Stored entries
◆ ◆ ◆ ◆

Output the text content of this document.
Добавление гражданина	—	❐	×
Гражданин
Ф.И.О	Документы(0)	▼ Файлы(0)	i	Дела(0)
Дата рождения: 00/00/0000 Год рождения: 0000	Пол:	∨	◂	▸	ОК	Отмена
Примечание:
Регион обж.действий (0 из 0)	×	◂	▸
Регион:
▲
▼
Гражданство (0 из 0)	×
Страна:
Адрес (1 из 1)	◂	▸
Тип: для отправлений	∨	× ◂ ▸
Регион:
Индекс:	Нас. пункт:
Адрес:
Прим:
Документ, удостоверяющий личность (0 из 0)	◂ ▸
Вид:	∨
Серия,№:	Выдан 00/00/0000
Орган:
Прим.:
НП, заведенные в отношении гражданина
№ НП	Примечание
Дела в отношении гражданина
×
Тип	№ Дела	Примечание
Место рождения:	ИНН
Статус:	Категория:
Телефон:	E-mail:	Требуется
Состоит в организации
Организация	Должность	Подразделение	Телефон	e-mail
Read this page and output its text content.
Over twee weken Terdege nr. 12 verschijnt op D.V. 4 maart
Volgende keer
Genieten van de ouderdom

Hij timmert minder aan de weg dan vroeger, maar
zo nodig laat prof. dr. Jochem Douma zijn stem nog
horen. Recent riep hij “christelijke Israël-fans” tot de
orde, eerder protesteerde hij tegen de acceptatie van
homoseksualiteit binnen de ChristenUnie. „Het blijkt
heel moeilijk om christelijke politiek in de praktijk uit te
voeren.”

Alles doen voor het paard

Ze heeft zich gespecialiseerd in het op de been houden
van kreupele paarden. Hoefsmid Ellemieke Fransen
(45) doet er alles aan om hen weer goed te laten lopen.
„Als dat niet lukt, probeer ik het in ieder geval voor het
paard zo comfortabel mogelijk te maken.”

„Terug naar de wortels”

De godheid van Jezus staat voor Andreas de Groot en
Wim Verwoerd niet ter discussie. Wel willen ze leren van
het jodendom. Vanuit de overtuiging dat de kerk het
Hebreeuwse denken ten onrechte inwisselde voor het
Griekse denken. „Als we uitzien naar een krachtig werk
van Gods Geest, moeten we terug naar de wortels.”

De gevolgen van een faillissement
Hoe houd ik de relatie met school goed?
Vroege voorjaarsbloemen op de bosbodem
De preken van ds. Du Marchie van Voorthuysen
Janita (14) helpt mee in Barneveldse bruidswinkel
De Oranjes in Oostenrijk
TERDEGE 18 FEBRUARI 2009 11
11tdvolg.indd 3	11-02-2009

◆ ◆ ◆ ◆

- _Task description_
In the records above, find the lines containing "гражданина" and copy them.

- _Solution to this task_
Добавление гражданина	—	❐	×
НП, заведенные в отношении гражданина
Дела в отношении гражданина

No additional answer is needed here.